— BEGIN Exercise material —
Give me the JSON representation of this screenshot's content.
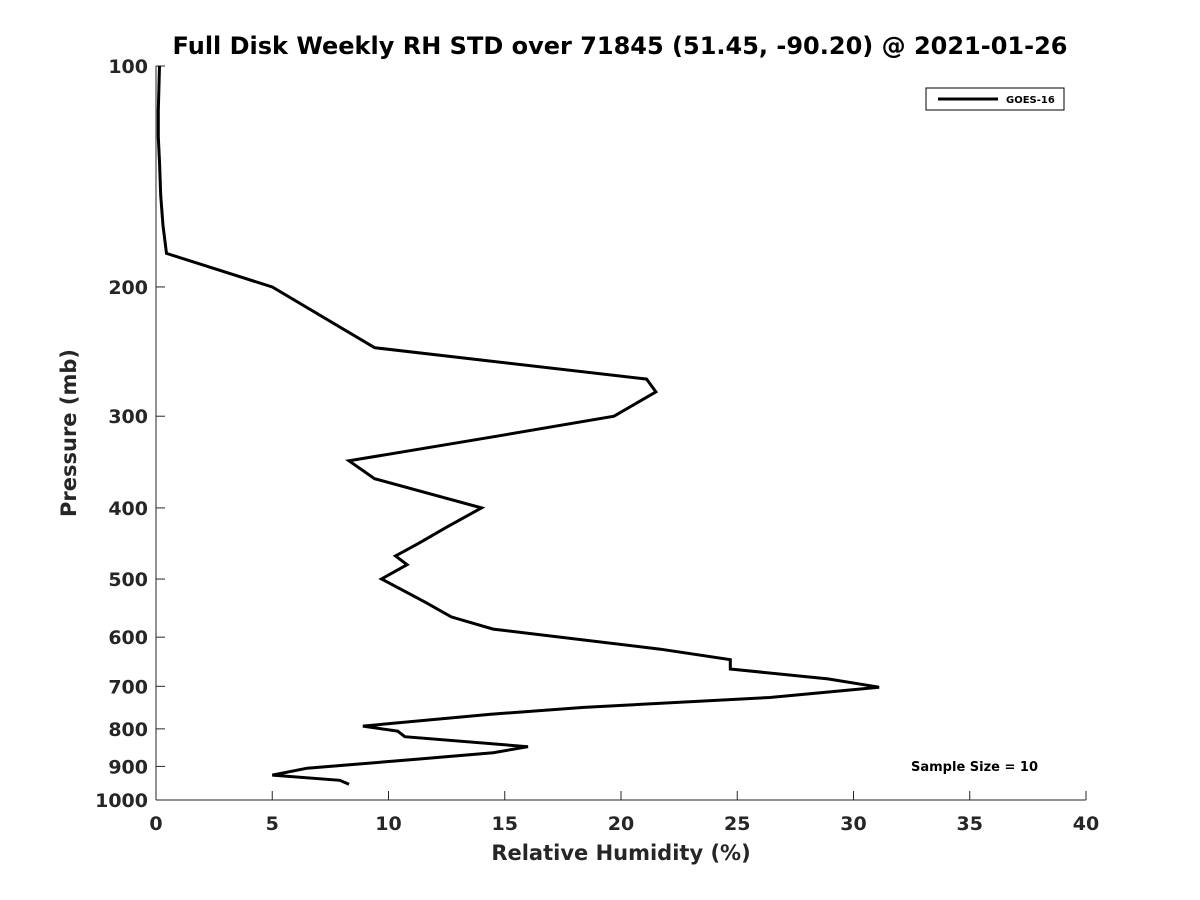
{
  "chart_data": {
    "type": "line",
    "title": "Full Disk Weekly RH STD over 71845 (51.45, -90.20) @ 2021-01-26",
    "xlabel": "Relative Humidity (%)",
    "ylabel": "Pressure (mb)",
    "xlim": [
      0,
      40
    ],
    "ylim": [
      100,
      1000
    ],
    "y_scale": "log",
    "y_reversed": true,
    "x_ticks": [
      "0",
      "5",
      "10",
      "15",
      "20",
      "25",
      "30",
      "35",
      "40"
    ],
    "y_ticks": [
      "100",
      "200",
      "300",
      "400",
      "500",
      "600",
      "700",
      "800",
      "900",
      "1000"
    ],
    "grid": false,
    "legend_position": "top-right",
    "annotation": "Sample Size = 10",
    "series": [
      {
        "name": "GOES-16",
        "color": "#000000",
        "points": [
          [
            0.15,
            100
          ],
          [
            0.1,
            115
          ],
          [
            0.1,
            125
          ],
          [
            0.15,
            135
          ],
          [
            0.2,
            150
          ],
          [
            0.3,
            165
          ],
          [
            0.45,
            180
          ],
          [
            5.0,
            200
          ],
          [
            9.4,
            242
          ],
          [
            21.1,
            267
          ],
          [
            21.5,
            278
          ],
          [
            19.7,
            300
          ],
          [
            14.5,
            320
          ],
          [
            8.3,
            345
          ],
          [
            9.4,
            365
          ],
          [
            14.0,
            400
          ],
          [
            12.5,
            425
          ],
          [
            11.3,
            447
          ],
          [
            10.3,
            465
          ],
          [
            10.8,
            478
          ],
          [
            9.7,
            500
          ],
          [
            11.6,
            538
          ],
          [
            12.7,
            563
          ],
          [
            14.5,
            585
          ],
          [
            21.7,
            623
          ],
          [
            24.7,
            644
          ],
          [
            24.7,
            663
          ],
          [
            28.9,
            684
          ],
          [
            31.1,
            702
          ],
          [
            26.4,
            725
          ],
          [
            18.4,
            748
          ],
          [
            14.4,
            764
          ],
          [
            8.9,
            793
          ],
          [
            10.4,
            806
          ],
          [
            10.7,
            820
          ],
          [
            16.0,
            846
          ],
          [
            14.5,
            862
          ],
          [
            11.2,
            880
          ],
          [
            6.5,
            905
          ],
          [
            5.0,
            925
          ],
          [
            7.9,
            940
          ],
          [
            8.3,
            952
          ]
        ]
      }
    ]
  }
}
— END Exercise material —
Aim of the task –
Set the data above down again exactly as given, with no pictures.

Worked solution –
Give me the JSON representation of this screenshot's content.
{
  "chart_data": {
    "type": "line",
    "title": "Full Disk Weekly RH STD over 71845 (51.45, -90.20) @ 2021-01-26",
    "xlabel": "Relative Humidity (%)",
    "ylabel": "Pressure (mb)",
    "xlim": [
      0,
      40
    ],
    "ylim": [
      100,
      1000
    ],
    "y_scale": "log",
    "y_reversed": true,
    "x_ticks": [
      "0",
      "5",
      "10",
      "15",
      "20",
      "25",
      "30",
      "35",
      "40"
    ],
    "y_ticks": [
      "100",
      "200",
      "300",
      "400",
      "500",
      "600",
      "700",
      "800",
      "900",
      "1000"
    ],
    "grid": false,
    "legend_position": "top-right",
    "annotation": "Sample Size = 10",
    "series": [
      {
        "name": "GOES-16",
        "color": "#000000",
        "points": [
          [
            0.15,
            100
          ],
          [
            0.1,
            115
          ],
          [
            0.1,
            125
          ],
          [
            0.15,
            135
          ],
          [
            0.2,
            150
          ],
          [
            0.3,
            165
          ],
          [
            0.45,
            180
          ],
          [
            5.0,
            200
          ],
          [
            9.4,
            242
          ],
          [
            21.1,
            267
          ],
          [
            21.5,
            278
          ],
          [
            19.7,
            300
          ],
          [
            14.5,
            320
          ],
          [
            8.3,
            345
          ],
          [
            9.4,
            365
          ],
          [
            14.0,
            400
          ],
          [
            12.5,
            425
          ],
          [
            11.3,
            447
          ],
          [
            10.3,
            465
          ],
          [
            10.8,
            478
          ],
          [
            9.7,
            500
          ],
          [
            11.6,
            538
          ],
          [
            12.7,
            563
          ],
          [
            14.5,
            585
          ],
          [
            21.7,
            623
          ],
          [
            24.7,
            644
          ],
          [
            24.7,
            663
          ],
          [
            28.9,
            684
          ],
          [
            31.1,
            702
          ],
          [
            26.4,
            725
          ],
          [
            18.4,
            748
          ],
          [
            14.4,
            764
          ],
          [
            8.9,
            793
          ],
          [
            10.4,
            806
          ],
          [
            10.7,
            820
          ],
          [
            16.0,
            846
          ],
          [
            14.5,
            862
          ],
          [
            11.2,
            880
          ],
          [
            6.5,
            905
          ],
          [
            5.0,
            925
          ],
          [
            7.9,
            940
          ],
          [
            8.3,
            952
          ]
        ]
      }
    ]
  }
}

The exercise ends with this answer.